* [Source data]
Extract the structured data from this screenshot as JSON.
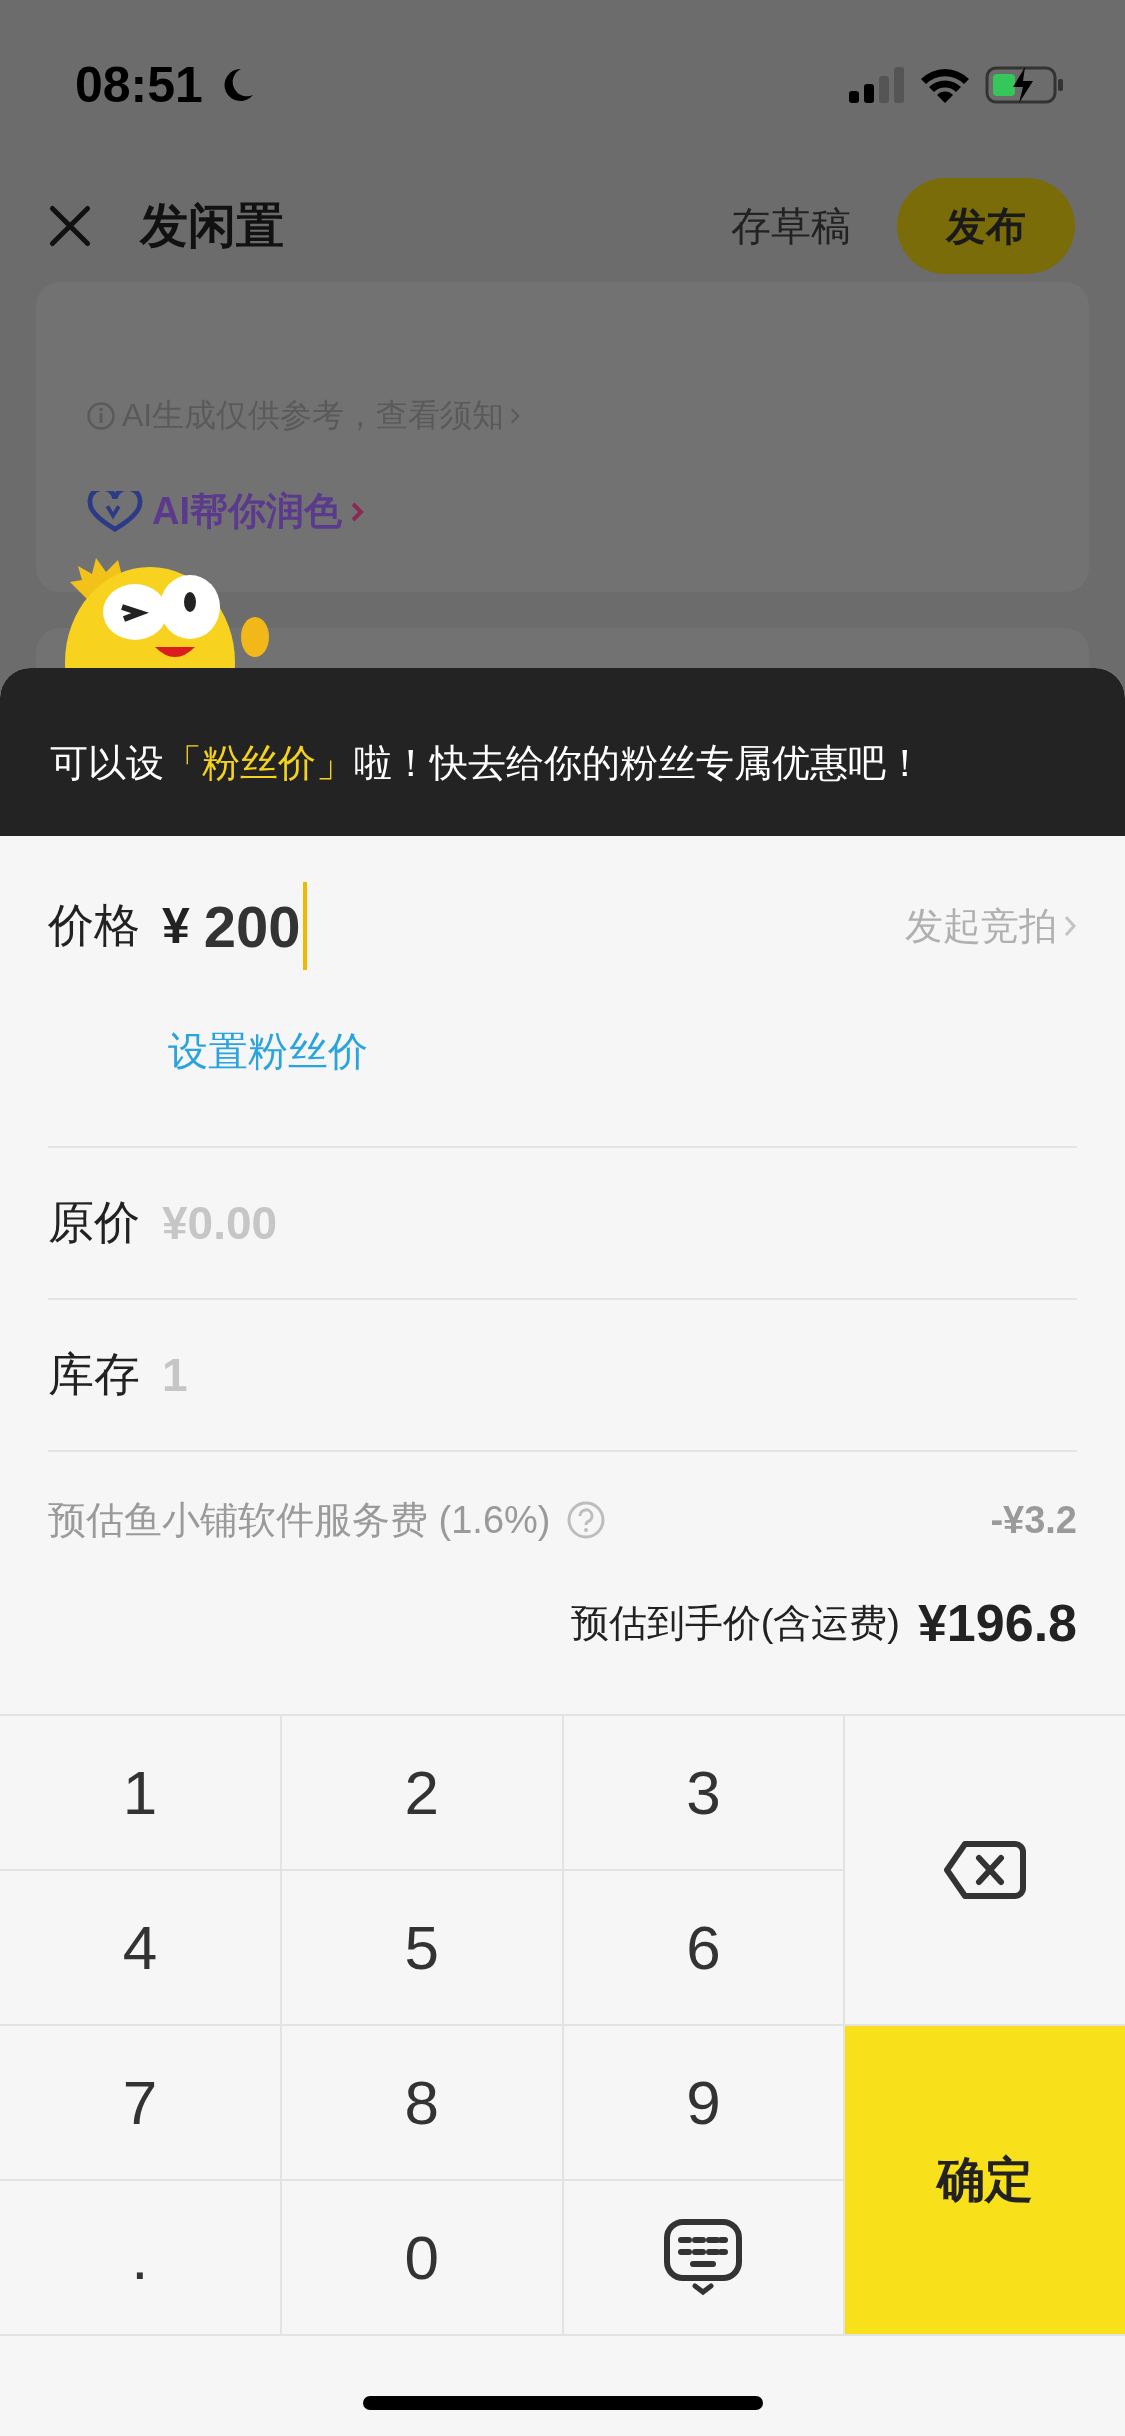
{
  "status_bar": {
    "time": "08:51"
  },
  "header": {
    "title": "发闲置",
    "draft": "存草稿",
    "publish": "发布"
  },
  "ai_card": {
    "notice": "AI生成仅供参考，查看须知",
    "assist": "AI帮你润色"
  },
  "banner": {
    "prefix": "可以设",
    "highlight": "「粉丝价」",
    "suffix": "啦！快去给你的粉丝专属优惠吧！"
  },
  "price": {
    "label": "价格",
    "currency": "¥",
    "value": "200",
    "auction": "发起竞拍",
    "fan_price_link": "设置粉丝价"
  },
  "fields": [
    {
      "label": "原价",
      "placeholder": "¥0.00"
    },
    {
      "label": "库存",
      "placeholder": "1"
    }
  ],
  "fee": {
    "label": "预估鱼小铺软件服务费 (1.6%)",
    "amount": "-¥3.2"
  },
  "net": {
    "label": "预估到手价(含运费)",
    "amount": "¥196.8"
  },
  "keypad": [
    {
      "kind": "digit",
      "label": "1"
    },
    {
      "kind": "digit",
      "label": "2"
    },
    {
      "kind": "digit",
      "label": "3"
    },
    {
      "kind": "delete"
    },
    {
      "kind": "digit",
      "label": "4"
    },
    {
      "kind": "digit",
      "label": "5"
    },
    {
      "kind": "digit",
      "label": "6"
    },
    {
      "kind": "digit",
      "label": "7"
    },
    {
      "kind": "digit",
      "label": "8"
    },
    {
      "kind": "digit",
      "label": "9"
    },
    {
      "kind": "confirm",
      "label": "确定"
    },
    {
      "kind": "digit",
      "label": "."
    },
    {
      "kind": "digit",
      "label": "0"
    },
    {
      "kind": "hide"
    }
  ]
}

* [Exercise aim] All of the lines above should be printed exactly, minus the pictures.

* [Task response]
Extract the structured data from this screenshot as JSON.
{
  "status_bar": {
    "time": "08:51"
  },
  "header": {
    "title": "发闲置",
    "draft": "存草稿",
    "publish": "发布"
  },
  "ai_card": {
    "notice": "AI生成仅供参考，查看须知",
    "assist": "AI帮你润色"
  },
  "banner": {
    "prefix": "可以设",
    "highlight": "「粉丝价」",
    "suffix": "啦！快去给你的粉丝专属优惠吧！"
  },
  "price": {
    "label": "价格",
    "currency": "¥",
    "value": "200",
    "auction": "发起竞拍",
    "fan_price_link": "设置粉丝价"
  },
  "fields": [
    {
      "label": "原价",
      "placeholder": "¥0.00"
    },
    {
      "label": "库存",
      "placeholder": "1"
    }
  ],
  "fee": {
    "label": "预估鱼小铺软件服务费 (1.6%)",
    "amount": "-¥3.2"
  },
  "net": {
    "label": "预估到手价(含运费)",
    "amount": "¥196.8"
  },
  "keypad": [
    {
      "kind": "digit",
      "label": "1"
    },
    {
      "kind": "digit",
      "label": "2"
    },
    {
      "kind": "digit",
      "label": "3"
    },
    {
      "kind": "delete"
    },
    {
      "kind": "digit",
      "label": "4"
    },
    {
      "kind": "digit",
      "label": "5"
    },
    {
      "kind": "digit",
      "label": "6"
    },
    {
      "kind": "digit",
      "label": "7"
    },
    {
      "kind": "digit",
      "label": "8"
    },
    {
      "kind": "digit",
      "label": "9"
    },
    {
      "kind": "confirm",
      "label": "确定"
    },
    {
      "kind": "digit",
      "label": "."
    },
    {
      "kind": "digit",
      "label": "0"
    },
    {
      "kind": "hide"
    }
  ]
}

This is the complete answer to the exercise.